What the task asks: The answer is a single number: how many lines hold the string "SURVEYOR".

Items:
= = = = =

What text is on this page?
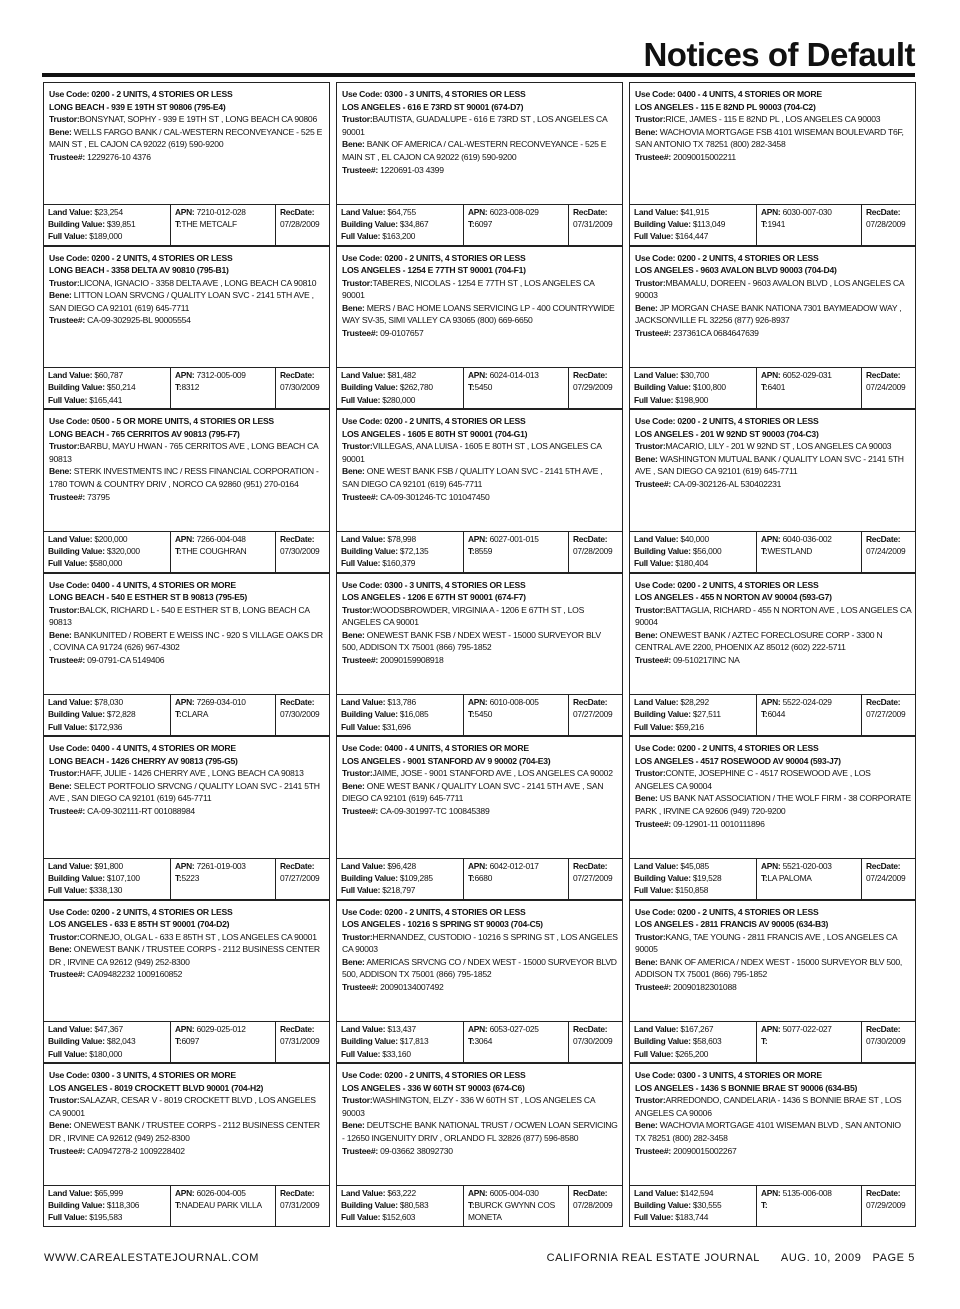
Notices of Default
Use Code: 0200 - 2 UNITS, 4 STORIES OR LESS
LONG BEACH - 939 E 19TH ST 90806 (795-E4)
Trustor:BONSYNAT, SOPHY - 939 E 19TH ST , LONG BEACH CA 90806
Bene: WELLS FARGO BANK / CAL-WESTERN RECONVEYANCE - 525 E MAIN ST , EL CAJON CA 92022 (619) 590-9200
Trustee#: 1229276-10 4376
Land Value: $23,254
Building Value: $39,851
Full Value: $189,000
APN: 7210-012-028
T:THE METCALF
RecDate:
07/28/2009
Use Code: 0300 - 3 UNITS, 4 STORIES OR LESS
LOS ANGELES - 616 E 73RD ST 90001 (674-D7)
Trustor:BAUTISTA, GUADALUPE - 616 E 73RD ST , LOS ANGELES CA 90001
Bene: BANK OF AMERICA / CAL-WESTERN RECONVEYANCE - 525 E MAIN ST , EL CAJON CA 92022 (619) 590-9200
Trustee#: 1220691-03 4399
Land Value: $64,755
Building Value: $34,867
Full Value: $163,200
APN: 6023-008-029
T:6097
RecDate:
07/31/2009
Use Code: 0400 - 4 UNITS, 4 STORIES OR MORE
LOS ANGELES - 115 E 82ND PL 90003 (704-C2)
Trustor:RICE, JAMES - 115 E 82ND PL , LOS ANGELES CA 90003
Bene: WACHOVIA MORTGAGE FSB 4101 WISEMAN BOULEVARD T6F, SAN ANTONIO TX 78251 (800) 282-3458
Trustee#: 20090015002211
Land Value: $41,915
Building Value: $113,049
Full Value: $164,447
APN: 6030-007-030
T:1941
RecDate:
07/28/2009
Use Code: 0200 - 2 UNITS, 4 STORIES OR LESS
LONG BEACH - 3358 DELTA AV 90810 (795-B1)
Trustor:LICONA, IGNACIO - 3358 DELTA AVE , LONG BEACH CA 90810
Bene: LITTON LOAN SRVCNG / QUALITY LOAN SVC - 2141 5TH AVE , SAN DIEGO CA 92101 (619) 645-7711
Trustee#: CA-09-302925-BL 90005554
Land Value: $60,787
Building Value: $50,214
Full Value: $165,441
APN: 7312-005-009
T:8312
RecDate:
07/30/2009
Use Code: 0200 - 2 UNITS, 4 STORIES OR LESS
LOS ANGELES - 1254 E 77TH ST 90001 (704-F1)
Trustor:TABERES, NICOLAS - 1254 E 77TH ST , LOS ANGELES CA 90001
Bene: MERS / BAC HOME LOANS SERVICING LP - 400 COUNTRYWIDE WAY SV-35, SIMI VALLEY CA 93065 (800) 669-6650
Trustee#: 09-0107657
Land Value: $81,482
Building Value: $262,780
Full Value: $280,000
APN: 6024-014-013
T:5450
RecDate:
07/29/2009
Use Code: 0200 - 2 UNITS, 4 STORIES OR LESS
LOS ANGELES - 9603 AVALON BLVD 90003 (704-D4)
Trustor:MBAMALU, DOREEN - 9603 AVALON BLVD , LOS ANGELES CA 90003
Bene: JP MORGAN CHASE BANK NATIONA 7301 BAYMEADOW WAY , JACKSONVILLE FL 32256 (877) 926-8937
Trustee#: 237361CA 0684647639
Land Value: $30,700
Building Value: $100,800
Full Value: $198,900
APN: 6052-029-031
T:6401
RecDate:
07/24/2009
Use Code: 0500 - 5 OR MORE UNITS, 4 STORIES OR LESS
LONG BEACH - 765 CERRITOS AV 90813 (795-F7)
Trustor:BARBU, MAYU HWAN - 765 CERRITOS AVE , LONG BEACH CA 90813
Bene: STERK INVESTMENTS INC / RESS FINANCIAL CORPORATION - 1780 TOWN & COUNTRY DRIV , NORCO CA 92860 (951) 270-0164
Trustee#: 73795
Land Value: $200,000
Building Value: $320,000
Full Value: $580,000
APN: 7266-004-048
T:THE COUGHRAN
RecDate:
07/30/2009
Use Code: 0200 - 2 UNITS, 4 STORIES OR LESS
LOS ANGELES - 1605 E 80TH ST 90001 (704-G1)
Trustor:VILLEGAS, ANA LUISA - 1605 E 80TH ST , LOS ANGELES CA 90001
Bene: ONE WEST BANK FSB / QUALITY LOAN SVC - 2141 5TH AVE , SAN DIEGO CA 92101 (619) 645-7711
Trustee#: CA-09-301246-TC 101047450
Land Value: $78,998
Building Value: $72,135
Full Value: $160,379
APN: 6027-001-015
T:8559
RecDate:
07/28/2009
Use Code: 0200 - 2 UNITS, 4 STORIES OR LESS
LOS ANGELES - 201 W 92ND ST 90003 (704-C3)
Trustor:MACARIO, LILY - 201 W 92ND ST , LOS ANGELES CA 90003
Bene: WASHINGTON MUTUAL BANK / QUALITY LOAN SVC - 2141 5TH AVE , SAN DIEGO CA 92101 (619) 645-7711
Trustee#: CA-09-302126-AL 530402231
Land Value: $40,000
Building Value: $56,000
Full Value: $180,404
APN: 6040-036-002
T:WESTLAND
RecDate:
07/24/2009
Use Code: 0400 - 4 UNITS, 4 STORIES OR MORE
LONG BEACH - 540 E ESTHER ST B 90813 (795-E5)
Trustor:BALCK, RICHARD L - 540 E ESTHER ST B, LONG BEACH CA 90813
Bene: BANKUNITED / ROBERT E WEISS INC - 920 S VILLAGE OAKS DR , COVINA CA 91724 (626) 967-4302
Trustee#: 09-0791-CA 5149406
Land Value: $78,030
Building Value: $72,828
Full Value: $172,936
APN: 7269-034-010
T:CLARA
RecDate:
07/30/2009
Use Code: 0300 - 3 UNITS, 4 STORIES OR LESS
LOS ANGELES - 1206 E 67TH ST 90001 (674-F7)
Trustor:WOODSBROWDER, VIRGINIA A - 1206 E 67TH ST , LOS ANGELES CA 90001
Bene: ONEWEST BANK FSB / NDEX WEST - 15000 SURVEYOR BLV 500, ADDISON TX 75001 (866) 795-1852
Trustee#: 20090159908918
Land Value: $13,786
Building Value: $16,085
Full Value: $31,696
APN: 6010-008-005
T:5450
RecDate:
07/27/2009
Use Code: 0200 - 2 UNITS, 4 STORIES OR LESS
LOS ANGELES - 455 N NORTON AV 90004 (593-G7)
Trustor:BATTAGLIA, RICHARD - 455 N NORTON AVE , LOS ANGELES CA 90004
Bene: ONEWEST BANK / AZTEC FORECLOSURE CORP - 3300 N CENTRAL AVE 2200, PHOENIX AZ 85012 (602) 222-5711
Trustee#: 09-510217INC NA
Land Value: $28,292
Building Value: $27,511
Full Value: $59,216
APN: 5522-024-029
T:6044
RecDate:
07/27/2009
Use Code: 0400 - 4 UNITS, 4 STORIES OR MORE
LONG BEACH - 1426 CHERRY AV 90813 (795-G5)
Trustor:HAFF, JULIE - 1426 CHERRY AVE , LONG BEACH CA 90813
Bene: SELECT PORTFOLIO SRVCNG / QUALITY LOAN SVC - 2141 5TH AVE , SAN DIEGO CA 92101 (619) 645-7711
Trustee#: CA-09-302111-RT 001088984
Land Value: $91,800
Building Value: $107,100
Full Value: $338,130
APN: 7261-019-003
T:5223
RecDate:
07/27/2009
Use Code: 0400 - 4 UNITS, 4 STORIES OR MORE
LOS ANGELES - 9001 STANFORD AV 9 90002 (704-E3)
Trustor:JAIME, JOSE - 9001 STANFORD AVE , LOS ANGELES CA 90002
Bene: ONE WEST BANK / QUALITY LOAN SVC - 2141 5TH AVE , SAN DIEGO CA 92101 (619) 645-7711
Trustee#: CA-09-301997-TC 100845389
Land Value: $96,428
Building Value: $109,285
Full Value: $218,797
APN: 6042-012-017
T:6680
RecDate:
07/27/2009
Use Code: 0200 - 2 UNITS, 4 STORIES OR LESS
LOS ANGELES - 4517 ROSEWOOD AV 90004 (593-J7)
Trustor:CONTE, JOSEPHINE C - 4517 ROSEWOOD AVE , LOS ANGELES CA 90004
Bene: US BANK NAT ASSOCIATION / THE WOLF FIRM - 38 CORPORATE PARK , IRVINE CA 92606 (949) 720-9200
Trustee#: 09-12901-11 0010111896
Land Value: $45,085
Building Value: $19,528
Full Value: $150,858
APN: 5521-020-003
T:LA PALOMA
RecDate:
07/24/2009
Use Code: 0200 - 2 UNITS, 4 STORIES OR LESS
LOS ANGELES - 633 E 85TH ST 90001 (704-D2)
Trustor:CORNEJO, OLGA L - 633 E 85TH ST , LOS ANGELES CA 90001
Bene: ONEWEST BANK / TRUSTEE CORPS - 2112 BUSINESS CENTER DR , IRVINE CA 92612 (949) 252-8300
Trustee#: CA09482232 1009160852
Land Value: $47,367
Building Value: $82,043
Full Value: $180,000
APN: 6029-025-012
T:6097
RecDate:
07/31/2009
Use Code: 0200 - 2 UNITS, 4 STORIES OR LESS
LOS ANGELES - 10216 S SPRING ST 90003 (704-C5)
Trustor:HERNANDEZ, CUSTODIO - 10216 S SPRING ST , LOS ANGELES CA 90003
Bene: AMERICAS SRVCNG CO / NDEX WEST - 15000 SURVEYOR BLVD 500, ADDISON TX 75001 (866) 795-1852
Trustee#: 20090134007492
Land Value: $13,437
Building Value: $17,813
Full Value: $33,160
APN: 6053-027-025
T:3064
RecDate:
07/30/2009
Use Code: 0200 - 2 UNITS, 4 STORIES OR LESS
LOS ANGELES - 2811 FRANCIS AV 90005 (634-B3)
Trustor:KANG, TAE YOUNG - 2811 FRANCIS AVE , LOS ANGELES CA 90005
Bene: BANK OF AMERICA / NDEX WEST - 15000 SURVEYOR BLV 500, ADDISON TX 75001 (866) 795-1852
Trustee#: 20090182301088
Land Value: $167,267
Building Value: $58,603
Full Value: $265,200
APN: 5077-022-027
T:
RecDate:
07/30/2009
Use Code: 0300 - 3 UNITS, 4 STORIES OR MORE
LOS ANGELES - 8019 CROCKETT BLVD 90001 (704-H2)
Trustor:SALAZAR, CESAR V - 8019 CROCKETT BLVD , LOS ANGELES CA 90001
Bene: ONEWEST BANK / TRUSTEE CORPS - 2112 BUSINESS CENTER DR , IRVINE CA 92612 (949) 252-8300
Trustee#: CA0947278-2 1009228402
Land Value: $65,999
Building Value: $118,306
Full Value: $195,583
APN: 6026-004-005
T:NADEAU PARK VILLA
RecDate:
07/31/2009
Use Code: 0200 - 2 UNITS, 4 STORIES OR LESS
LOS ANGELES - 336 W 60TH ST 90003 (674-C6)
Trustor:WASHINGTON, ELZY - 336 W 60TH ST , LOS ANGELES CA 90003
Bene: DEUTSCHE BANK NATIONAL TRUST / OCWEN LOAN SERVICING - 12650 INGENUITY DRIV , ORLANDO FL 32826 (877) 596-8580
Trustee#: 09-03662 38092730
Land Value: $63,222
Building Value: $80,583
Full Value: $152,603
APN: 6005-004-030
T:BURCK GWYNN COS MONETA
RecDate:
07/28/2009
Use Code: 0300 - 3 UNITS, 4 STORIES OR MORE
LOS ANGELES - 1436 S BONNIE BRAE ST 90006 (634-B5)
Trustor:ARREDONDO, CANDELARIA - 1436 S BONNIE BRAE ST , LOS ANGELES CA 90006
Bene: WACHOVIA MORTGAGE 4101 WISEMAN BLVD , SAN ANTONIO TX 78251 (800) 282-3458
Trustee#: 20090015002267
Land Value: $142,594
Building Value: $30,555
Full Value: $183,744
APN: 5135-006-008
T:
RecDate:
07/29/2009
WWW.CAREALESTATEJOURNAL.COM	CALIFORNIA REAL ESTATE JOURNAL      AUG. 10, 2009   PAGE 5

= = = = =

The reply: 3